#### Task description
Below is a block of records; repeat each one exactly.

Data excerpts
● ● ● ● ● ● ●

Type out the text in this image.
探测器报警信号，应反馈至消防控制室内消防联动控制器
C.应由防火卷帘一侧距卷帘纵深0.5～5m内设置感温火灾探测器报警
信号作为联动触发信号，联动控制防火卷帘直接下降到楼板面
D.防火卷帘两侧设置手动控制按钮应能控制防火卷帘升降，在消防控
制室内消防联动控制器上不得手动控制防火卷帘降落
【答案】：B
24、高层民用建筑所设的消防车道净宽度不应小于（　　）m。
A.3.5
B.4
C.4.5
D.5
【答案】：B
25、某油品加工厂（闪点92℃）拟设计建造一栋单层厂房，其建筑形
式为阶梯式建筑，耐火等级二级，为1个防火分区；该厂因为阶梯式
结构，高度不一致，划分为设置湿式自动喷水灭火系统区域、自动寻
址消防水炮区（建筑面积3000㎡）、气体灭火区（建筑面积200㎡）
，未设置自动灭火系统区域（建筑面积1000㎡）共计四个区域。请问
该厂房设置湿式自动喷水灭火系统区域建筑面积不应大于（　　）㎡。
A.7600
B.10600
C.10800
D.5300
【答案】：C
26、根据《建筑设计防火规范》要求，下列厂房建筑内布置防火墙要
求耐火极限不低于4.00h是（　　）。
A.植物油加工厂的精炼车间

● ● ● ● ● ● ●

#### The output
Type out the text in this image.
探测器报警信号，应反馈至消防控制室内消防联动控制器
C.应由防火卷帘一侧距卷帘纵深0.5～5m内设置感温火灾探测器报警
信号作为联动触发信号，联动控制防火卷帘直接下降到楼板面
D.防火卷帘两侧设置手动控制按钮应能控制防火卷帘升降，在消防控
制室内消防联动控制器上不得手动控制防火卷帘降落
【答案】：B
24、高层民用建筑所设的消防车道净宽度不应小于（　　）m。
A.3.5
B.4
C.4.5
D.5
【答案】：B
25、某油品加工厂（闪点92℃）拟设计建造一栋单层厂房，其建筑形
式为阶梯式建筑，耐火等级二级，为1个防火分区；该厂因为阶梯式
结构，高度不一致，划分为设置湿式自动喷水灭火系统区域、自动寻
址消防水炮区（建筑面积3000㎡）、气体灭火区（建筑面积200㎡）
，未设置自动灭火系统区域（建筑面积1000㎡）共计四个区域。请问
该厂房设置湿式自动喷水灭火系统区域建筑面积不应大于（　　）㎡。
A.7600
B.10600
C.10800
D.5300
【答案】：C
26、根据《建筑设计防火规范》要求，下列厂房建筑内布置防火墙要
求耐火极限不低于4.00h是（　　）。
A.植物油加工厂的精炼车间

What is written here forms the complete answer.